Directions for this task – Locate the lines where "シニア系住まい" occurs and copy them as they stand.

[Begin Input data]

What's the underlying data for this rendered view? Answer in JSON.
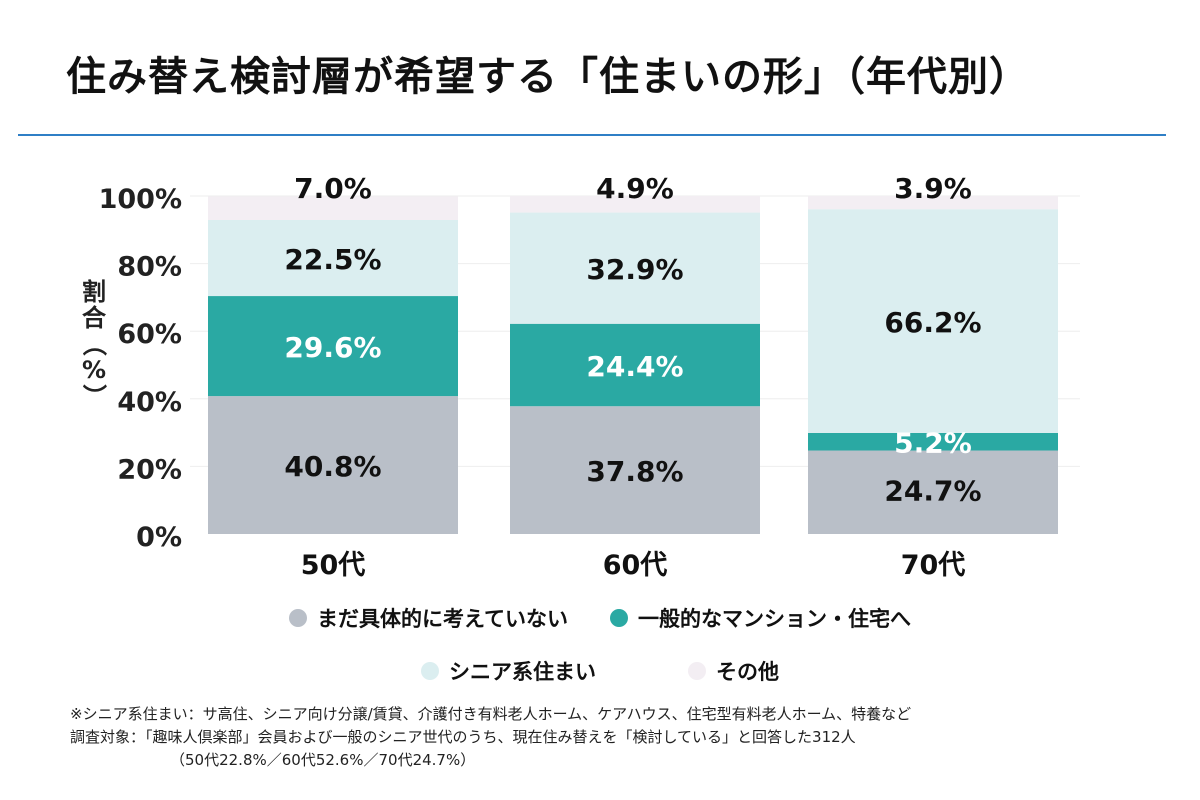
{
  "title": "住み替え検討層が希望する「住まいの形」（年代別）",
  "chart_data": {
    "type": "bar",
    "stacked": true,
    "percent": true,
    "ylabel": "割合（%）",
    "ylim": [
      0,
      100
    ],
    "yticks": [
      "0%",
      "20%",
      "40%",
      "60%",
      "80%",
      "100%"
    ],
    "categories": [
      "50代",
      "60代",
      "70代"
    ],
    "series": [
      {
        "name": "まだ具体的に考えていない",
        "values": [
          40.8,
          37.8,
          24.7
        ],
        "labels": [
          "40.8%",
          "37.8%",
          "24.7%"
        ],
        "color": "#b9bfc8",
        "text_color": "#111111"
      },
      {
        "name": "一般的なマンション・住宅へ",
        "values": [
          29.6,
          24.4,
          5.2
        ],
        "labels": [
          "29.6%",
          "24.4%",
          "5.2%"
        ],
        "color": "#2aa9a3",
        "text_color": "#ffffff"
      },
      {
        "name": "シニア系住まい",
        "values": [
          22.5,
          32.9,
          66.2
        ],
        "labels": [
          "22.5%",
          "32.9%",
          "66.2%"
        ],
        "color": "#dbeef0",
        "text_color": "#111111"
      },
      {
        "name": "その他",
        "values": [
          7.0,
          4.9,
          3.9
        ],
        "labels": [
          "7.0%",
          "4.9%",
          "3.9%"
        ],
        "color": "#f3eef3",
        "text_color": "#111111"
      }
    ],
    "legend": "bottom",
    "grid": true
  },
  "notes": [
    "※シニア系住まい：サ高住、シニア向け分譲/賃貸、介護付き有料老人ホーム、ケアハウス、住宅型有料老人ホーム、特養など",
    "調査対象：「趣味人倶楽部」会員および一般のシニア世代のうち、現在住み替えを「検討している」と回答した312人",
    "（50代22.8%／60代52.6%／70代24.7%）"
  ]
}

[End Input data]

Final answer –
        "name": "シニア系住まい",
    "※シニア系住まい：サ高住、シニア向け分譲/賃貸、介護付き有料老人ホーム、ケアハウス、住宅型有料老人ホーム、特養など",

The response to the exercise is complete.